--- Entries taken from a collection ---
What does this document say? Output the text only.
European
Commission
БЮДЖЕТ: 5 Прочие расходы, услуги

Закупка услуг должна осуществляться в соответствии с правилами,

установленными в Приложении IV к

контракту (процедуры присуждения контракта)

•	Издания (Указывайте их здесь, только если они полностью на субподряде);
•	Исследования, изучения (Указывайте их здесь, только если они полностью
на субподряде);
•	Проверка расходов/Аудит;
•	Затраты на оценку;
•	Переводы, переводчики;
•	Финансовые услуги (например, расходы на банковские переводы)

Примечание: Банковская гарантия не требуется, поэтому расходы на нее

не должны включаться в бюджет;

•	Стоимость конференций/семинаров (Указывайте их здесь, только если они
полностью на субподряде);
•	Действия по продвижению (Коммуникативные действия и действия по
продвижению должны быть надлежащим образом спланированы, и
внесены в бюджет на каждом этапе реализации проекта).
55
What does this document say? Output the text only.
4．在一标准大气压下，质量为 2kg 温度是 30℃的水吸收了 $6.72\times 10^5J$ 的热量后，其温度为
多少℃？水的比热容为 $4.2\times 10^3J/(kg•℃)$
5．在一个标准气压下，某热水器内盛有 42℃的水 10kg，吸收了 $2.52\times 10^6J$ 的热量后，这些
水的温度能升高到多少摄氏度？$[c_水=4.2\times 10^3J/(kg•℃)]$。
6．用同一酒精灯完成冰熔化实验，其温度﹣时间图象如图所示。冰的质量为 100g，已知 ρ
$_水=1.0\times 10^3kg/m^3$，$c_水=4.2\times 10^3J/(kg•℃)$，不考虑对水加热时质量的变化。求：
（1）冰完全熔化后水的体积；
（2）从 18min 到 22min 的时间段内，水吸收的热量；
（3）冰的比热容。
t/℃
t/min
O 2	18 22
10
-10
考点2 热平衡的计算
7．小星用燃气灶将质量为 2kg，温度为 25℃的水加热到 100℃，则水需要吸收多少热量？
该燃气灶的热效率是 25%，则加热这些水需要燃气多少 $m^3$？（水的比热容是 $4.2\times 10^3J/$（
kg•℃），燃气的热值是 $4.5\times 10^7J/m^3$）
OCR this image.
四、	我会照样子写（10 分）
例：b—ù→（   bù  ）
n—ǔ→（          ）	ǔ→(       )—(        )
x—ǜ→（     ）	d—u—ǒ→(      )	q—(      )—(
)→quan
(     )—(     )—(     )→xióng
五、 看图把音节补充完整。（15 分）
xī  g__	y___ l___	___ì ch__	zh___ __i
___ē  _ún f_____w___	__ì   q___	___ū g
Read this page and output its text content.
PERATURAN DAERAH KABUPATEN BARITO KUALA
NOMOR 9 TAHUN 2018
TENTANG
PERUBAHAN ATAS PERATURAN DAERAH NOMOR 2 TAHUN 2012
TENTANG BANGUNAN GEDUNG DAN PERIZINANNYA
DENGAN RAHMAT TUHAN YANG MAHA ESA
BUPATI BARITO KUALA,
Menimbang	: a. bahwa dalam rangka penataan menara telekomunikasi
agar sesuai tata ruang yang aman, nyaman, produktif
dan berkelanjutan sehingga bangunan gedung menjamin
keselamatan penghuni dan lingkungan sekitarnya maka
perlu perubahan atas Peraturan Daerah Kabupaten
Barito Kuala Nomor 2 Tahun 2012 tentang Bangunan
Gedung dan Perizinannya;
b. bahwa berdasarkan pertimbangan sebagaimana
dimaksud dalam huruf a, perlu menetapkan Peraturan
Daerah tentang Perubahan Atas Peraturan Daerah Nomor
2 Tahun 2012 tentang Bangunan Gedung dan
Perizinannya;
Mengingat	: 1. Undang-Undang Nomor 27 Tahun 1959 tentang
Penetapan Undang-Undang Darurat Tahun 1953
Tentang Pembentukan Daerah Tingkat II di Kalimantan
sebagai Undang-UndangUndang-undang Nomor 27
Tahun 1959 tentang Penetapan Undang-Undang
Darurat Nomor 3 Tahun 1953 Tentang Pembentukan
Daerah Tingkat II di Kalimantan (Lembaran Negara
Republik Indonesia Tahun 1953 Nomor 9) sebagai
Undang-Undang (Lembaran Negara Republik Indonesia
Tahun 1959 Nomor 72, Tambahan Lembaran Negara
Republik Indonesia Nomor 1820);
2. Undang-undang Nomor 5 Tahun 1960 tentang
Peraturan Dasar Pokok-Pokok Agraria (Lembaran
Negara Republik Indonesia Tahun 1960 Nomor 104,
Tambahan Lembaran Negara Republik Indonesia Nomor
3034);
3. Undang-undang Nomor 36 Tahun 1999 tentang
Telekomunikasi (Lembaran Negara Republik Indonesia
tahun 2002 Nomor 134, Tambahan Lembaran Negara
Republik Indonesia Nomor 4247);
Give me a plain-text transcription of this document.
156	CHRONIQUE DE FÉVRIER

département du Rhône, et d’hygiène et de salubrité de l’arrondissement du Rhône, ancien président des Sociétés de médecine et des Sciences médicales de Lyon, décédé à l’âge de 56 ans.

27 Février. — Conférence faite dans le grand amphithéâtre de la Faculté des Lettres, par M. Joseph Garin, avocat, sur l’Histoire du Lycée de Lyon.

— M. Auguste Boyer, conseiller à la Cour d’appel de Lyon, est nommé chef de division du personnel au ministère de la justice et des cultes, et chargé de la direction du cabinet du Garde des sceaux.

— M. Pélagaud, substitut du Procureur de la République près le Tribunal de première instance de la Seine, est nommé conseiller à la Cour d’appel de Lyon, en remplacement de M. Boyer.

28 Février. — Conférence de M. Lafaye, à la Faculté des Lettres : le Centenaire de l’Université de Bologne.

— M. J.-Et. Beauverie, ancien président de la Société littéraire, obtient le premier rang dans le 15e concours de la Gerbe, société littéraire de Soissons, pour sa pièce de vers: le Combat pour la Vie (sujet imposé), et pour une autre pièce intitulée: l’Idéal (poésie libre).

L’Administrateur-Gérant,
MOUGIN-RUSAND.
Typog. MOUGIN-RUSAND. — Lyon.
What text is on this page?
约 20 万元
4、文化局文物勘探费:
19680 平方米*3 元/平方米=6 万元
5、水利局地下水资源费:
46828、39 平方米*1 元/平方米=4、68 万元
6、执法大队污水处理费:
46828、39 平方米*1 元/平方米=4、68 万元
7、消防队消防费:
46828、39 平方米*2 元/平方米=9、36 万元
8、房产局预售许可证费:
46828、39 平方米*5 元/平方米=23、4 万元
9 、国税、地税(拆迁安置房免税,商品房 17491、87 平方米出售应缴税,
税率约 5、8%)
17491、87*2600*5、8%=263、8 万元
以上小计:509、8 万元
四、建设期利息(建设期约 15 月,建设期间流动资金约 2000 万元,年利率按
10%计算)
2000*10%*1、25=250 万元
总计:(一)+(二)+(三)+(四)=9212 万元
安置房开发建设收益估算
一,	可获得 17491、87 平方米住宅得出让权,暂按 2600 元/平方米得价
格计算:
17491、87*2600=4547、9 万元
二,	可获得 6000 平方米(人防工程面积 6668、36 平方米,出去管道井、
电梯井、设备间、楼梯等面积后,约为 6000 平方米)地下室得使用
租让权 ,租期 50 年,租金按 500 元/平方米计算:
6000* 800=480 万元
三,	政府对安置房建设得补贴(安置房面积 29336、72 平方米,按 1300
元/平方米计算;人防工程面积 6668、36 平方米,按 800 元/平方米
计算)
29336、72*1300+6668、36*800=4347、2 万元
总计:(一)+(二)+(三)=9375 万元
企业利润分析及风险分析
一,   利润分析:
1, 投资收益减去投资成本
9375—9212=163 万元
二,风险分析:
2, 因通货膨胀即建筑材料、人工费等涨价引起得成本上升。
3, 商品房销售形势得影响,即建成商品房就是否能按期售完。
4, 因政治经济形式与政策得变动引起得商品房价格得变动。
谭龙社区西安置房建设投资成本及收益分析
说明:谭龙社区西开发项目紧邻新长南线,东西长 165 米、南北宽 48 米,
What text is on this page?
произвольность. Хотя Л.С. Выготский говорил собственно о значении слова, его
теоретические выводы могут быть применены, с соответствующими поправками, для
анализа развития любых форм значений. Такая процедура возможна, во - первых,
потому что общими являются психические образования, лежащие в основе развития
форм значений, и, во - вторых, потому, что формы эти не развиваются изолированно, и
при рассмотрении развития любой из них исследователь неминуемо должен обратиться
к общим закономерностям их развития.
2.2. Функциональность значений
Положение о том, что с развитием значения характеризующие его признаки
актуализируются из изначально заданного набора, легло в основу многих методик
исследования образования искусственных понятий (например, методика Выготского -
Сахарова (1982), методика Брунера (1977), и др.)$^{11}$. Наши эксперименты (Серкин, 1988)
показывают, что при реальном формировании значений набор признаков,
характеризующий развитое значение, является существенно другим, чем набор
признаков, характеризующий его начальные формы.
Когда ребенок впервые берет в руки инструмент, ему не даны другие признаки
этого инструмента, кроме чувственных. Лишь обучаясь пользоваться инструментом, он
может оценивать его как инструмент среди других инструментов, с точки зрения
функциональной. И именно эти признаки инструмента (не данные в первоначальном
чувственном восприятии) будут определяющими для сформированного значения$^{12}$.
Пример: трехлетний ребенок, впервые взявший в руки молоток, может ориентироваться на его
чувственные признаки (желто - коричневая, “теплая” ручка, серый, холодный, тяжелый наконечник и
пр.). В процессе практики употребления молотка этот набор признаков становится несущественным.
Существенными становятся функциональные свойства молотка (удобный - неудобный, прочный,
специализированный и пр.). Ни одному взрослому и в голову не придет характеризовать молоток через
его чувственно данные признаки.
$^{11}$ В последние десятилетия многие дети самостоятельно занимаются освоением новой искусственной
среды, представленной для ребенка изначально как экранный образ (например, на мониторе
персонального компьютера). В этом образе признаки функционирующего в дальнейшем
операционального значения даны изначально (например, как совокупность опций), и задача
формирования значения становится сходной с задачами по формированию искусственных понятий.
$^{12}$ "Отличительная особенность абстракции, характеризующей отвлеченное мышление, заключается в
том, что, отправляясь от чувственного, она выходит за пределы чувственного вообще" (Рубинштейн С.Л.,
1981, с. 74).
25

--- Task to carry out ---
Look through the entries above; copy every line holding the string "должны".

--- Problem solution ---
не должны включаться в бюджет;
продвижению должны быть надлежащим образом спланированы, и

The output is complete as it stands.